Stored records:
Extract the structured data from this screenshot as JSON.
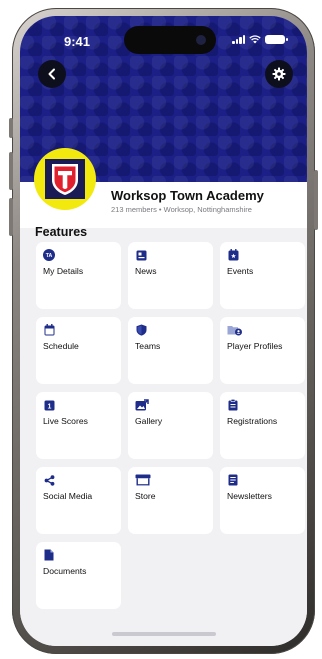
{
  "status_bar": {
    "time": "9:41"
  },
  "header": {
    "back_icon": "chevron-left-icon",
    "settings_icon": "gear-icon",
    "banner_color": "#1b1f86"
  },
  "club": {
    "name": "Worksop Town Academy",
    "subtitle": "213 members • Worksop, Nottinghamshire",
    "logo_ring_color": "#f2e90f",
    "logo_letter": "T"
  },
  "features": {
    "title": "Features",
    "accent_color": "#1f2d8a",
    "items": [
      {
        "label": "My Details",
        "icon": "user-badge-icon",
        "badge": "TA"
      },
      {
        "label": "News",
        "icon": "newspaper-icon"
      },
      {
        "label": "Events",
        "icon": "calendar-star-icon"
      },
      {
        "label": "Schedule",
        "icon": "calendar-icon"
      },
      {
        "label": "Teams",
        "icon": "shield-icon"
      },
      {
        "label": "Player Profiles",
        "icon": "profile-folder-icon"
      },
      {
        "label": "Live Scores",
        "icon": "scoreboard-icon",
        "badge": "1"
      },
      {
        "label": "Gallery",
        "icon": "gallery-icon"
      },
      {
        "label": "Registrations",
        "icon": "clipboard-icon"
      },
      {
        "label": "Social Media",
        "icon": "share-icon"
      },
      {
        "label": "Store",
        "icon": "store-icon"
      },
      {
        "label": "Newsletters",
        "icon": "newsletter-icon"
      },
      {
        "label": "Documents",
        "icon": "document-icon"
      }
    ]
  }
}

— Requirement —
In this exercise, set down all of the data exactly, without the pictures.

— Solved exercise —
Extract the structured data from this screenshot as JSON.
{
  "status_bar": {
    "time": "9:41"
  },
  "header": {
    "back_icon": "chevron-left-icon",
    "settings_icon": "gear-icon",
    "banner_color": "#1b1f86"
  },
  "club": {
    "name": "Worksop Town Academy",
    "subtitle": "213 members • Worksop, Nottinghamshire",
    "logo_ring_color": "#f2e90f",
    "logo_letter": "T"
  },
  "features": {
    "title": "Features",
    "accent_color": "#1f2d8a",
    "items": [
      {
        "label": "My Details",
        "icon": "user-badge-icon",
        "badge": "TA"
      },
      {
        "label": "News",
        "icon": "newspaper-icon"
      },
      {
        "label": "Events",
        "icon": "calendar-star-icon"
      },
      {
        "label": "Schedule",
        "icon": "calendar-icon"
      },
      {
        "label": "Teams",
        "icon": "shield-icon"
      },
      {
        "label": "Player Profiles",
        "icon": "profile-folder-icon"
      },
      {
        "label": "Live Scores",
        "icon": "scoreboard-icon",
        "badge": "1"
      },
      {
        "label": "Gallery",
        "icon": "gallery-icon"
      },
      {
        "label": "Registrations",
        "icon": "clipboard-icon"
      },
      {
        "label": "Social Media",
        "icon": "share-icon"
      },
      {
        "label": "Store",
        "icon": "store-icon"
      },
      {
        "label": "Newsletters",
        "icon": "newsletter-icon"
      },
      {
        "label": "Documents",
        "icon": "document-icon"
      }
    ]
  }
}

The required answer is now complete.